[Data entries start]

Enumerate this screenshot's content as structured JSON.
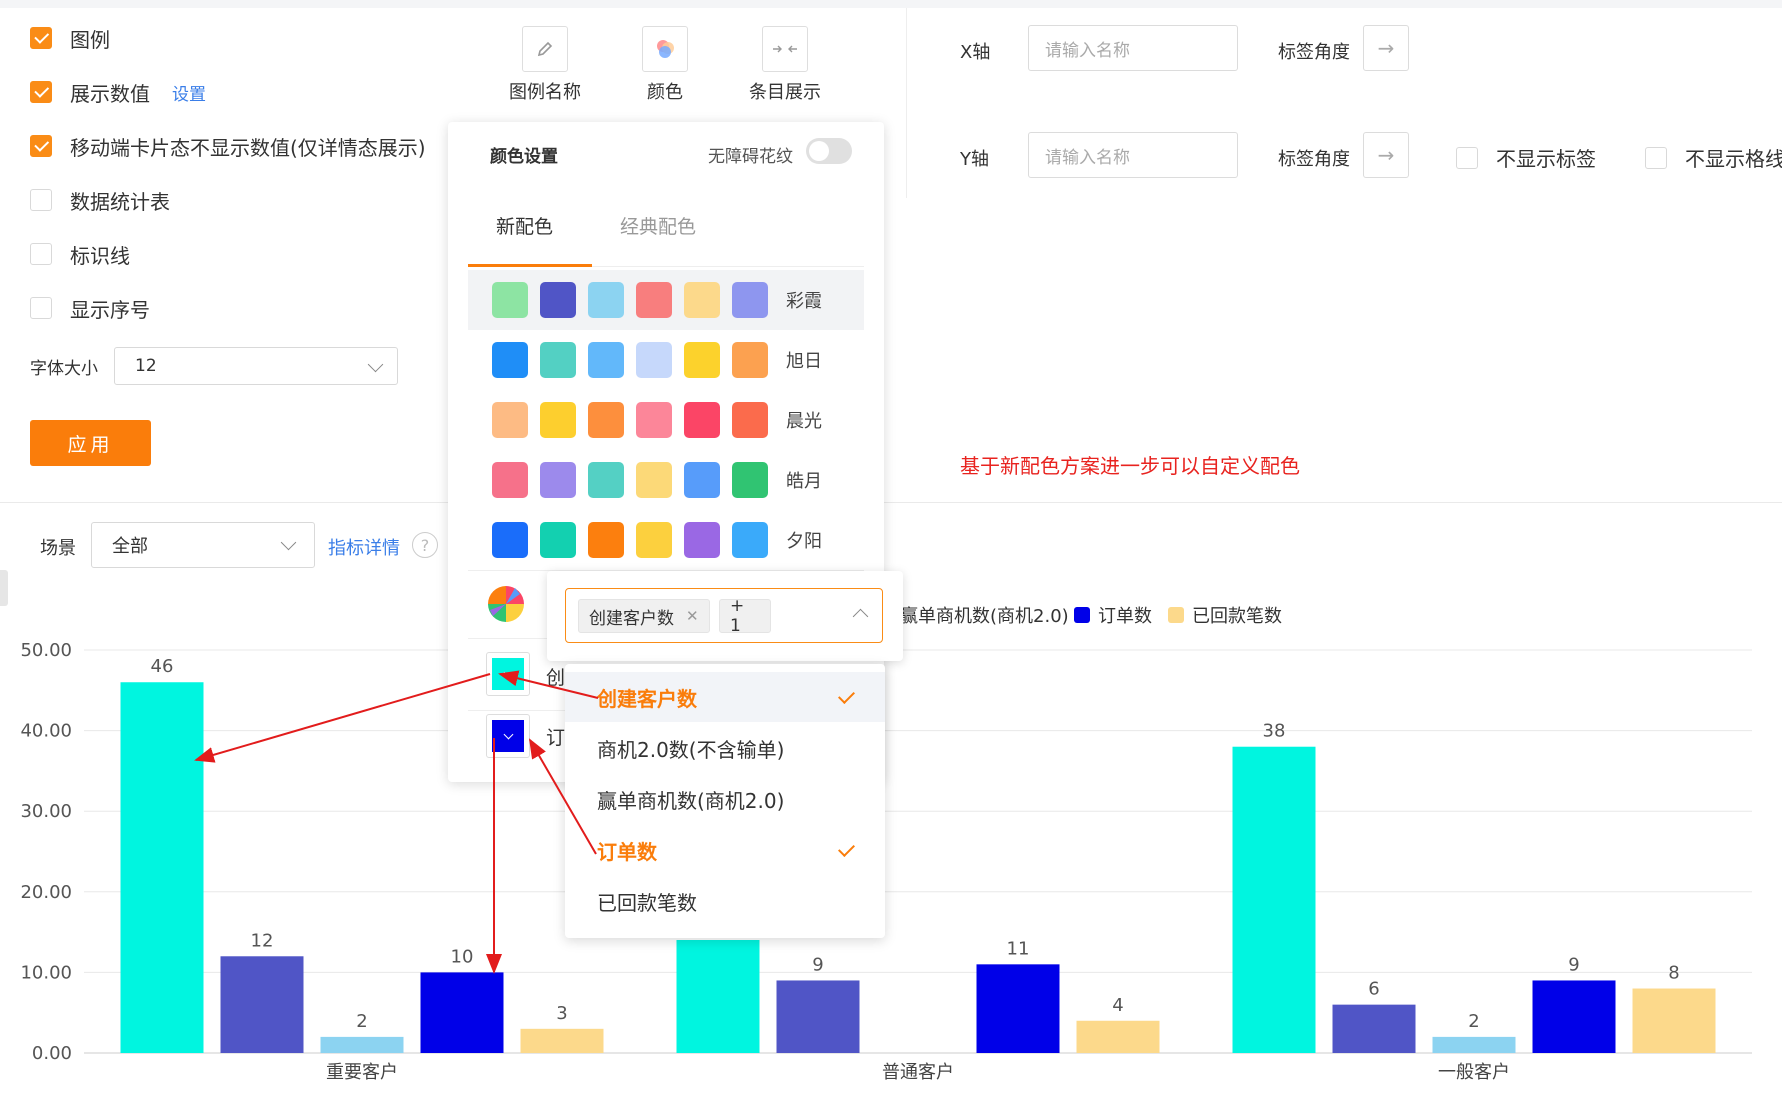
{
  "options": [
    {
      "label": "图例",
      "checked": true
    },
    {
      "label": "展示数值",
      "checked": true,
      "link": "设置"
    },
    {
      "label": "移动端卡片态不显示数值(仅详情态展示)",
      "checked": true
    },
    {
      "label": "数据统计表",
      "checked": false
    },
    {
      "label": "标识线",
      "checked": false
    },
    {
      "label": "显示序号",
      "checked": false
    }
  ],
  "font_size": {
    "label": "字体大小",
    "value": "12"
  },
  "apply_label": "应用",
  "tools": {
    "legend_name": "图例名称",
    "color": "颜色",
    "item_display": "条目展示"
  },
  "axes": {
    "x_label": "X轴",
    "y_label": "Y轴",
    "placeholder": "请输入名称",
    "tick_angle": "标签角度",
    "hide_labels": "不显示标签",
    "hide_grid": "不显示格线"
  },
  "annotation": "基于新配色方案进一步可以自定义配色",
  "scene": {
    "label": "场景",
    "value": "全部",
    "detail_link": "指标详情",
    "help": "?"
  },
  "color_popover": {
    "title": "颜色设置",
    "accessible_label": "无障碍花纹",
    "tabs": [
      "新配色",
      "经典配色"
    ],
    "palettes": [
      {
        "name": "彩霞",
        "colors": [
          "#8de4a3",
          "#5055c6",
          "#8cd3f1",
          "#f87e7e",
          "#fcd98b",
          "#8e96ef"
        ]
      },
      {
        "name": "旭日",
        "colors": [
          "#1f8ef7",
          "#53d0c3",
          "#62b8fa",
          "#c6d8fb",
          "#fcd22c",
          "#fca150"
        ]
      },
      {
        "name": "晨光",
        "colors": [
          "#fdbb84",
          "#fdcf2e",
          "#fd8f3d",
          "#fc8699",
          "#fb4566",
          "#fb6b4c"
        ]
      },
      {
        "name": "皓月",
        "colors": [
          "#f6718a",
          "#9c8aec",
          "#54d0c4",
          "#fcd978",
          "#579cfa",
          "#30c472"
        ]
      },
      {
        "name": "夕阳",
        "colors": [
          "#1a6dfa",
          "#13d0b0",
          "#fc7f0e",
          "#fcd03e",
          "#9a68e4",
          "#3aaafa"
        ]
      }
    ],
    "custom_rows": [
      {
        "color": "#00f5e0",
        "label": "创"
      },
      {
        "color": "#0000e8",
        "label": "订"
      }
    ]
  },
  "multiselect": {
    "tag": "创建客户数",
    "more": "+ 1",
    "items": [
      {
        "label": "创建客户数",
        "selected": true
      },
      {
        "label": "商机2.0数(不含输单)",
        "selected": false
      },
      {
        "label": "赢单商机数(商机2.0)",
        "selected": false
      },
      {
        "label": "订单数",
        "selected": true
      },
      {
        "label": "已回款笔数",
        "selected": false
      }
    ]
  },
  "legend": [
    {
      "name": "赢单商机数(商机2.0)",
      "color": ""
    },
    {
      "name": "订单数",
      "color": "#0000e8"
    },
    {
      "name": "已回款笔数",
      "color": "#fcd98b"
    }
  ],
  "chart_data": {
    "type": "bar",
    "categories": [
      "重要客户",
      "普通客户",
      "一般客户"
    ],
    "series": [
      {
        "name": "创建客户数",
        "color": "#00f5e0",
        "values": [
          46,
          null,
          38
        ]
      },
      {
        "name": "商机2.0数(不含输单)",
        "color": "#5055c6",
        "values": [
          12,
          9,
          6
        ]
      },
      {
        "name": "赢单商机数(商机2.0)",
        "color": "#8cd3f1",
        "values": [
          2,
          null,
          2
        ]
      },
      {
        "name": "订单数",
        "color": "#0000e8",
        "values": [
          10,
          11,
          9
        ]
      },
      {
        "name": "已回款笔数",
        "color": "#fcd98b",
        "values": [
          3,
          4,
          8
        ]
      }
    ],
    "y_ticks": [
      "0.00",
      "10.00",
      "20.00",
      "30.00",
      "40.00",
      "50.00"
    ],
    "ylim": [
      0,
      50
    ],
    "grid": true
  }
}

[Data entries end]

— Work instructions —
Skip the images and write out the rest of the listing exactly.

— Result —
Enumerate this screenshot's content as structured JSON.
{
  "options": [
    {
      "label": "图例",
      "checked": true
    },
    {
      "label": "展示数值",
      "checked": true,
      "link": "设置"
    },
    {
      "label": "移动端卡片态不显示数值(仅详情态展示)",
      "checked": true
    },
    {
      "label": "数据统计表",
      "checked": false
    },
    {
      "label": "标识线",
      "checked": false
    },
    {
      "label": "显示序号",
      "checked": false
    }
  ],
  "font_size": {
    "label": "字体大小",
    "value": "12"
  },
  "apply_label": "应用",
  "tools": {
    "legend_name": "图例名称",
    "color": "颜色",
    "item_display": "条目展示"
  },
  "axes": {
    "x_label": "X轴",
    "y_label": "Y轴",
    "placeholder": "请输入名称",
    "tick_angle": "标签角度",
    "hide_labels": "不显示标签",
    "hide_grid": "不显示格线"
  },
  "annotation": "基于新配色方案进一步可以自定义配色",
  "scene": {
    "label": "场景",
    "value": "全部",
    "detail_link": "指标详情",
    "help": "?"
  },
  "color_popover": {
    "title": "颜色设置",
    "accessible_label": "无障碍花纹",
    "tabs": [
      "新配色",
      "经典配色"
    ],
    "palettes": [
      {
        "name": "彩霞",
        "colors": [
          "#8de4a3",
          "#5055c6",
          "#8cd3f1",
          "#f87e7e",
          "#fcd98b",
          "#8e96ef"
        ]
      },
      {
        "name": "旭日",
        "colors": [
          "#1f8ef7",
          "#53d0c3",
          "#62b8fa",
          "#c6d8fb",
          "#fcd22c",
          "#fca150"
        ]
      },
      {
        "name": "晨光",
        "colors": [
          "#fdbb84",
          "#fdcf2e",
          "#fd8f3d",
          "#fc8699",
          "#fb4566",
          "#fb6b4c"
        ]
      },
      {
        "name": "皓月",
        "colors": [
          "#f6718a",
          "#9c8aec",
          "#54d0c4",
          "#fcd978",
          "#579cfa",
          "#30c472"
        ]
      },
      {
        "name": "夕阳",
        "colors": [
          "#1a6dfa",
          "#13d0b0",
          "#fc7f0e",
          "#fcd03e",
          "#9a68e4",
          "#3aaafa"
        ]
      }
    ],
    "custom_rows": [
      {
        "color": "#00f5e0",
        "label": "创"
      },
      {
        "color": "#0000e8",
        "label": "订"
      }
    ]
  },
  "multiselect": {
    "tag": "创建客户数",
    "more": "+ 1",
    "items": [
      {
        "label": "创建客户数",
        "selected": true
      },
      {
        "label": "商机2.0数(不含输单)",
        "selected": false
      },
      {
        "label": "赢单商机数(商机2.0)",
        "selected": false
      },
      {
        "label": "订单数",
        "selected": true
      },
      {
        "label": "已回款笔数",
        "selected": false
      }
    ]
  },
  "legend": [
    {
      "name": "赢单商机数(商机2.0)",
      "color": ""
    },
    {
      "name": "订单数",
      "color": "#0000e8"
    },
    {
      "name": "已回款笔数",
      "color": "#fcd98b"
    }
  ],
  "chart_data": {
    "type": "bar",
    "categories": [
      "重要客户",
      "普通客户",
      "一般客户"
    ],
    "series": [
      {
        "name": "创建客户数",
        "color": "#00f5e0",
        "values": [
          46,
          null,
          38
        ]
      },
      {
        "name": "商机2.0数(不含输单)",
        "color": "#5055c6",
        "values": [
          12,
          9,
          6
        ]
      },
      {
        "name": "赢单商机数(商机2.0)",
        "color": "#8cd3f1",
        "values": [
          2,
          null,
          2
        ]
      },
      {
        "name": "订单数",
        "color": "#0000e8",
        "values": [
          10,
          11,
          9
        ]
      },
      {
        "name": "已回款笔数",
        "color": "#fcd98b",
        "values": [
          3,
          4,
          8
        ]
      }
    ],
    "y_ticks": [
      "0.00",
      "10.00",
      "20.00",
      "30.00",
      "40.00",
      "50.00"
    ],
    "ylim": [
      0,
      50
    ],
    "grid": true
  }
}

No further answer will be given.